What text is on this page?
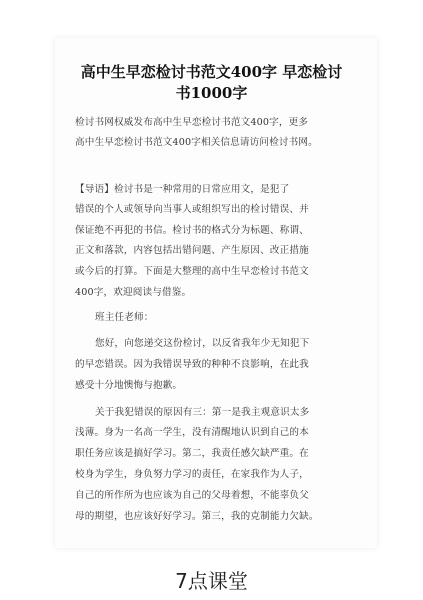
高中生早恋检讨书范文400字 早恋检讨
书1000字
检讨书网权威发布高中生早恋检讨书范文400字，更多
高中生早恋检讨书范文400字相关信息请访问检讨书网。
【导语】检讨书是一种常用的日常应用文，是犯了
错误的个人或领导向当事人或组织写出的检讨错误、并
保证绝不再犯的书信。检讨书的格式分为标题、称谓、
正文和落款，内容包括出错问题、产生原因、改正措施
或今后的打算。下面是大整理的高中生早恋检讨书范文
400字，欢迎阅读与借鉴。
班主任老师：
您好，向您递交这份检讨，以反省我年少无知犯下
的早恋错误。因为我错误导致的种种不良影响，在此我
感受十分地懊悔与抱歉。
关于我犯错误的原因有三：第一是我主观意识太多
浅薄。身为一名高一学生，没有清醒地认识到自己的本
职任务应该是搞好学习。第二，我责任感欠缺严重。在
校身为学生，身负努力学习的责任，在家我作为人子，
自己的所作所为也应该为自己的父母着想，不能辜负父
母的期望，也应该好好学习。第三，我的克制能力欠缺。
7点课堂
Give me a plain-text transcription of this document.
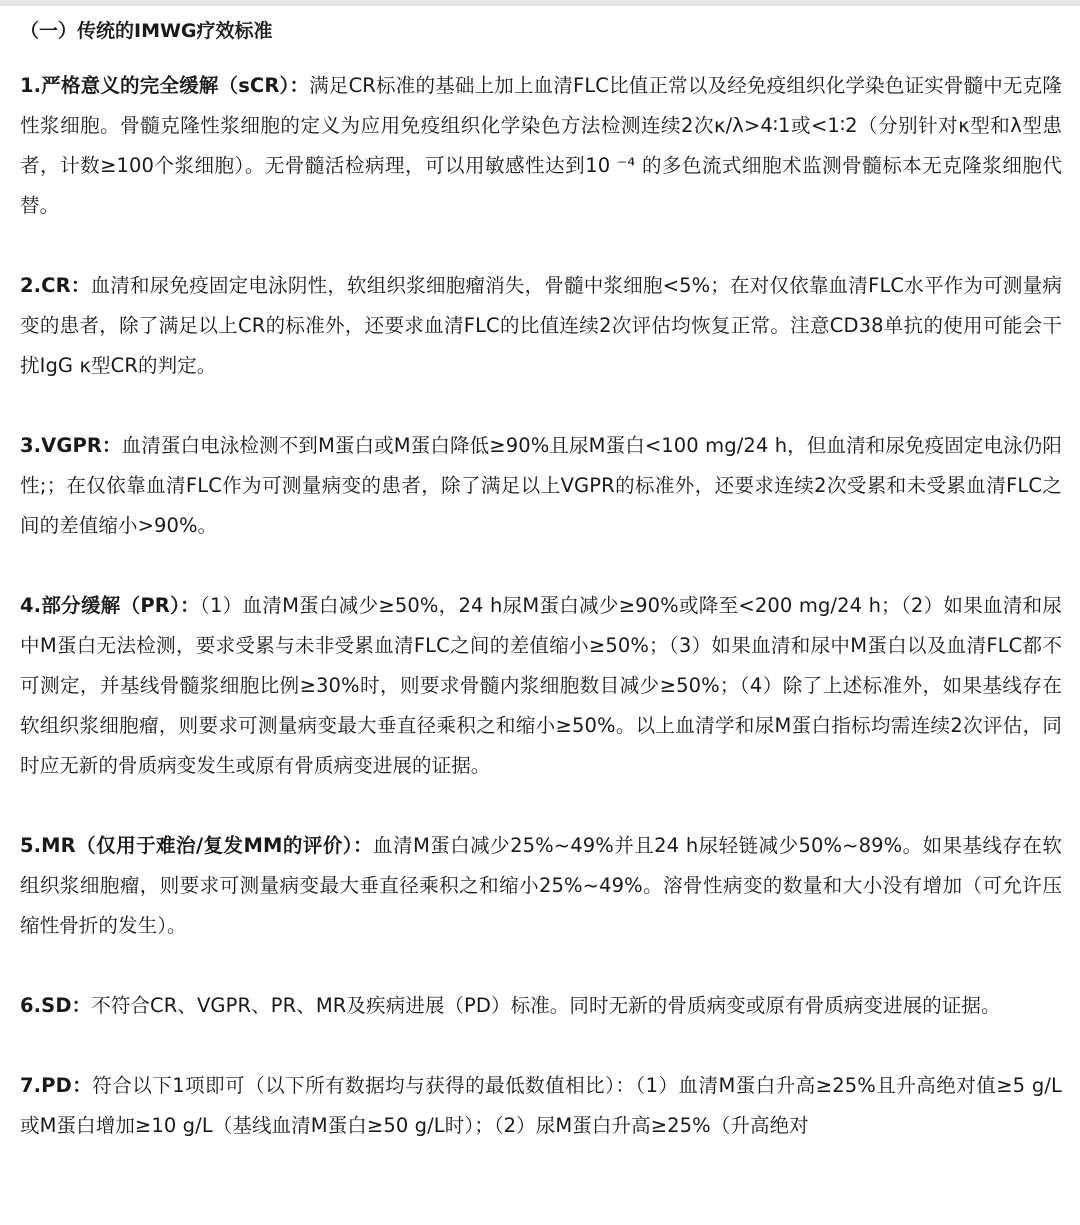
（一）传统的IMWG疗效标准

1.严格意义的完全缓解（sCR）：满足CR标准的基础上加上血清FLC比值正常以及经免疫组织化学染色证实骨髓中无克隆性浆细胞。骨髓克隆性浆细胞的定义为应用免疫组织化学染色方法检测连续2次κ/λ>4∶1或<1∶2（分别针对κ型和λ型患者，计数≥100个浆细胞）。无骨髓活检病理，可以用敏感性达到10 ⁻⁴ 的多色流式细胞术监测骨髓标本无克隆浆细胞代替。

2.CR：血清和尿免疫固定电泳阴性，软组织浆细胞瘤消失，骨髓中浆细胞<5%；在对仅依靠血清FLC水平作为可测量病变的患者，除了满足以上CR的标准外，还要求血清FLC的比值连续2次评估均恢复正常。注意CD38单抗的使用可能会干扰IgG κ型CR的判定。

3.VGPR：血清蛋白电泳检测不到M蛋白或M蛋白降低≥90%且尿M蛋白<100 mg/24 h，但血清和尿免疫固定电泳仍阳性;；在仅依靠血清FLC作为可测量病变的患者，除了满足以上VGPR的标准外，还要求连续2次受累和未受累血清FLC之间的差值缩小>90%。

4.部分缓解（PR）：（1）血清M蛋白减少≥50%，24 h尿M蛋白减少≥90%或降至<200 mg/24 h；（2）如果血清和尿中M蛋白无法检测，要求受累与未非受累血清FLC之间的差值缩小≥50%；（3）如果血清和尿中M蛋白以及血清FLC都不可测定，并基线骨髓浆细胞比例≥30%时，则要求骨髓内浆细胞数目减少≥50%；（4）除了上述标准外，如果基线存在软组织浆细胞瘤，则要求可测量病变最大垂直径乘积之和缩小≥50%。以上血清学和尿M蛋白指标均需连续2次评估，同时应无新的骨质病变发生或原有骨质病变进展的证据。

5.MR（仅用于难治/复发MM的评价）：血清M蛋白减少25%~49%并且24 h尿轻链减少50%~89%。如果基线存在软组织浆细胞瘤，则要求可测量病变最大垂直径乘积之和缩小25%~49%。溶骨性病变的数量和大小没有增加（可允许压缩性骨折的发生）。

6.SD：不符合CR、VGPR、PR、MR及疾病进展（PD）标准。同时无新的骨质病变或原有骨质病变进展的证据。

7.PD：符合以下1项即可（以下所有数据均与获得的最低数值相比）：（1）血清M蛋白升高≥25%且升高绝对值≥5 g/L或M蛋白增加≥10 g/L（基线血清M蛋白≥50 g/L时）；（2）尿M蛋白升高≥25%（升高绝对
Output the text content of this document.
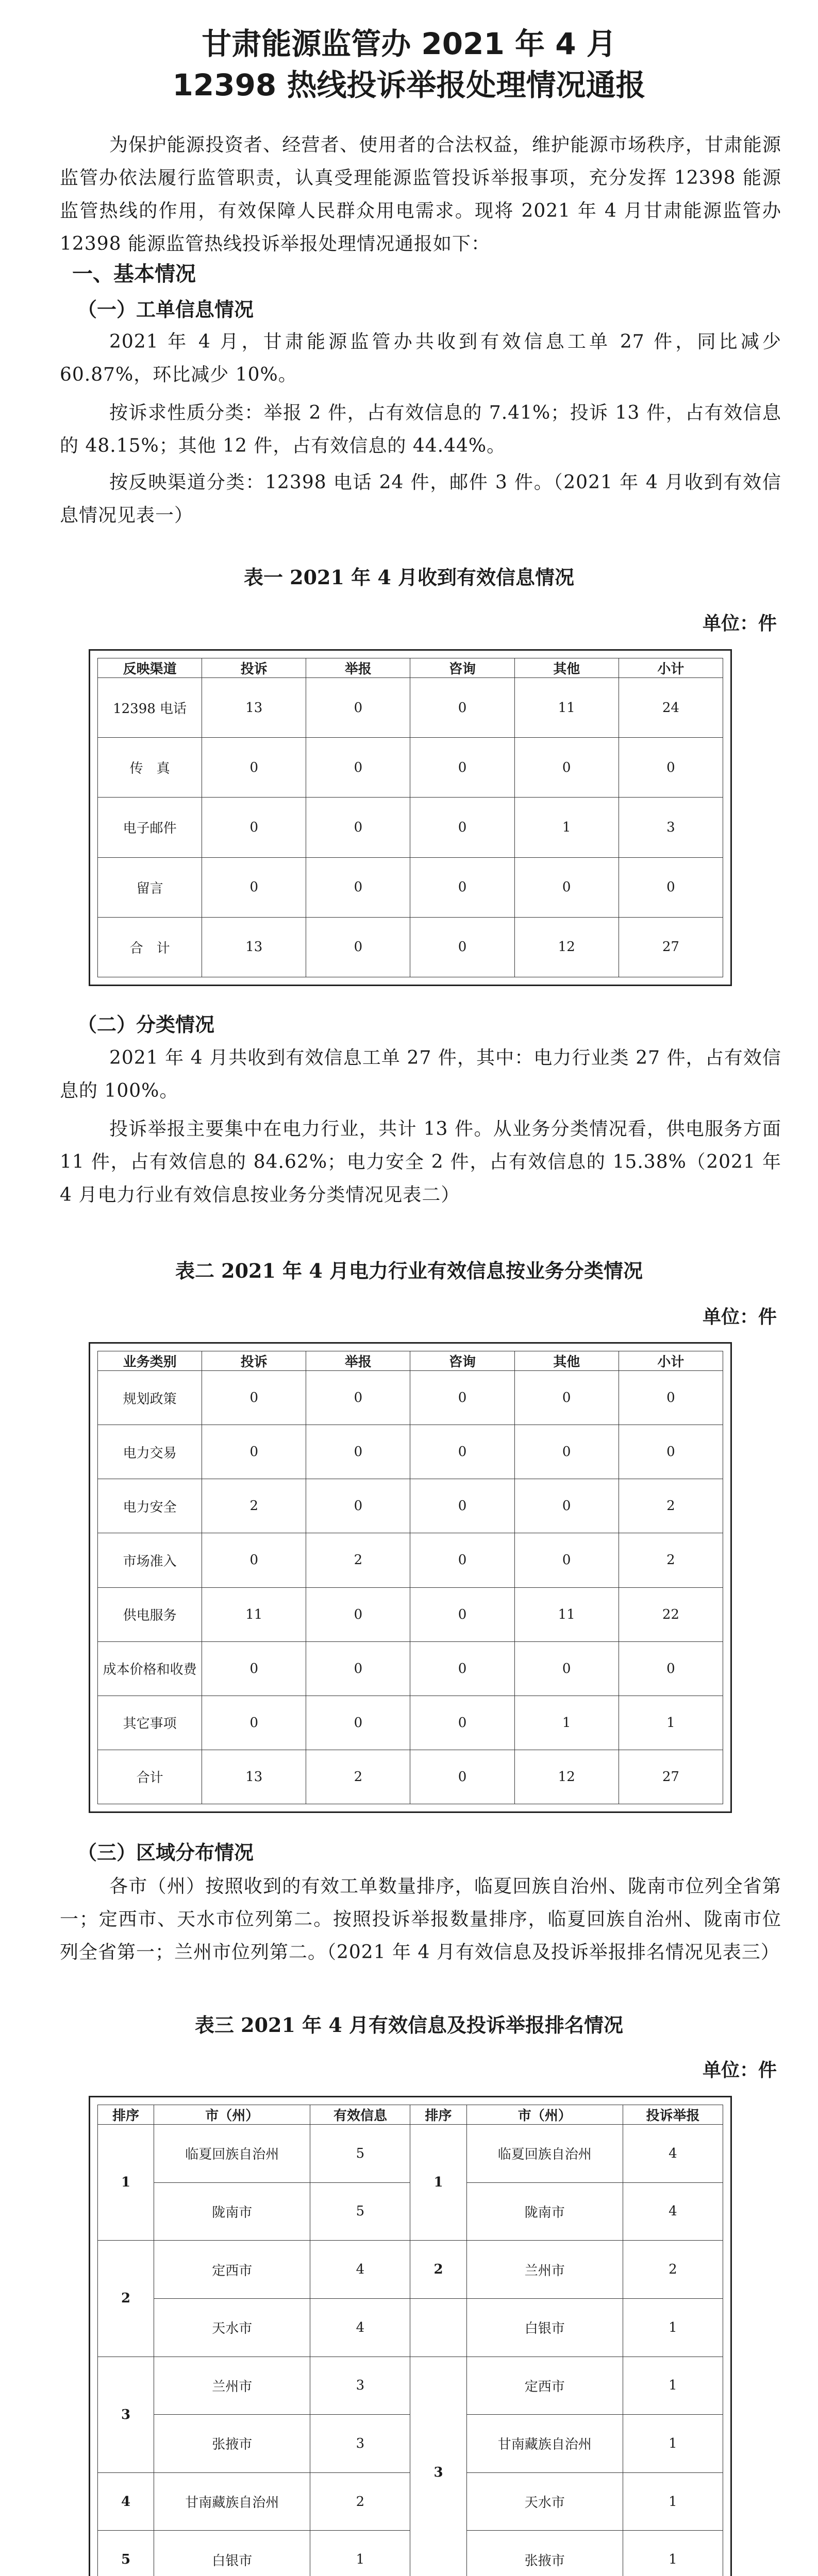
甘肃能源监管办 2021 年 4 月
12398 热线投诉举报处理情况通报
为保护能源投资者、经营者、使用者的合法权益，维护能源市场秩序，甘肃能源监管办依法履行监管职责，认真受理能源监管投诉举报事项，充分发挥 12398 能源监管热线的作用，有效保障人民群众用电需求。现将 2021 年 4 月甘肃能源监管办 12398 能源监管热线投诉举报处理情况通报如下：
一、基本情况
（一）工单信息情况
2021 年 4 月，甘肃能源监管办共收到有效信息工单 27 件，同比减少 60.87%，环比减少 10%。
按诉求性质分类：举报 2 件，占有效信息的 7.41%；投诉 13 件，占有效信息的 48.15%；其他 12 件，占有效信息的 44.44%。
按反映渠道分类：12398 电话 24 件，邮件 3 件。（2021 年 4 月收到有效信息情况见表一）
表一 2021 年 4 月收到有效信息情况
单位：件
反映渠道	投诉	举报	咨询	其他	小计
12398 电话	13	0	0	11	24
传　真	0	0	0	0	0
电子邮件	0	0	0	1	3
留言	0	0	0	0	0
合　计	13	0	0	12	27
（二）分类情况
2021 年 4 月共收到有效信息工单 27 件，其中：电力行业类 27 件，占有效信息的 100%。
投诉举报主要集中在电力行业，共计 13 件。从业务分类情况看，供电服务方面 11 件，占有效信息的 84.62%；电力安全 2 件，占有效信息的 15.38%（2021 年 4 月电力行业有效信息按业务分类情况见表二）
表二 2021 年 4 月电力行业有效信息按业务分类情况
单位：件
业务类别	投诉	举报	咨询	其他	小计
规划政策	0	0	0	0	0
电力交易	0	0	0	0	0
电力安全	2	0	0	0	2
市场准入	0	2	0	0	2
供电服务	11	0	0	11	22
成本价格和收费	0	0	0	0	0
其它事项	0	0	0	1	1
合计	13	2	0	12	27
（三）区域分布情况
各市（州）按照收到的有效工单数量排序，临夏回族自治州、陇南市位列全省第一；定西市、天水市位列第二。按照投诉举报数量排序，临夏回族自治州、陇南市位列全省第一；兰州市位列第二。（2021 年 4 月有效信息及投诉举报排名情况见表三）
表三 2021 年 4 月有效信息及投诉举报排名情况
单位：件
排序	市（州）	有效信息	排序	市（州）	投诉举报
1	临夏回族自治州	5	1	临夏回族自治州	4
	陇南市	5		陇南市	4
2	定西市	4	2	兰州市	2
	天水市	4		白银市	1
3	兰州市	3	3	定西市	1
	张掖市	3		甘南藏族自治州	1
4	甘南藏族自治州	2		天水市	1
5	白银市	1		张掖市	1
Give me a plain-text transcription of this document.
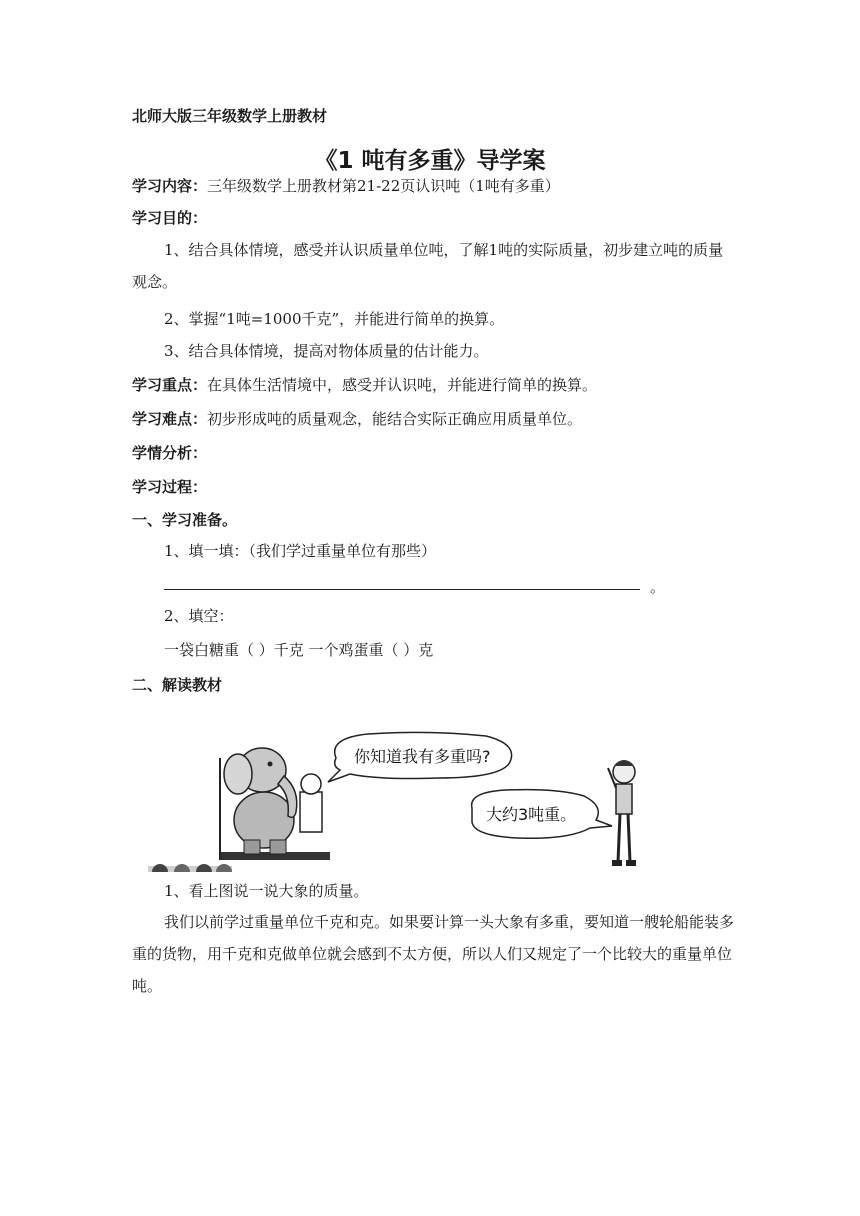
北师大版三年级数学上册教材
《1 吨有多重》导学案
学习内容：三年级数学上册教材第21-22页认识吨（1吨有多重）
学习目的：
1、结合具体情境，感受并认识质量单位吨，了解1吨的实际质量，初步建立吨的质量观念。
2、掌握“1吨=1000千克”，并能进行简单的换算。
3、结合具体情境，提高对物体质量的估计能力。
学习重点：在具体生活情境中，感受并认识吨，并能进行简单的换算。
学习难点：初步形成吨的质量观念，能结合实际正确应用质量单位。
学情分析：
学习过程：
一、学习准备。
1、填一填：（我们学过重量单位有那些）
。
2、填空：
一袋白糖重（ ）千克 一个鸡蛋重（ ）克
二、解读教材
你知道我有多重吗?
大约3吨重。
1、看上图说一说大象的质量。
我们以前学过重量单位千克和克。如果要计算一头大象有多重，要知道一艘轮船能装多重的货物，用千克和克做单位就会感到不太方便，所以人们又规定了一个比较大的重量单位吨。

□ □ □ □

▶ **Exercise**
Copy out every line of the listing that includes the string "this".

▶ **Finished answer**
What text is on this page?
Give me a plain-text transcription of this document.
Output the text content of this document.
Give me a plain-text transcription of this document.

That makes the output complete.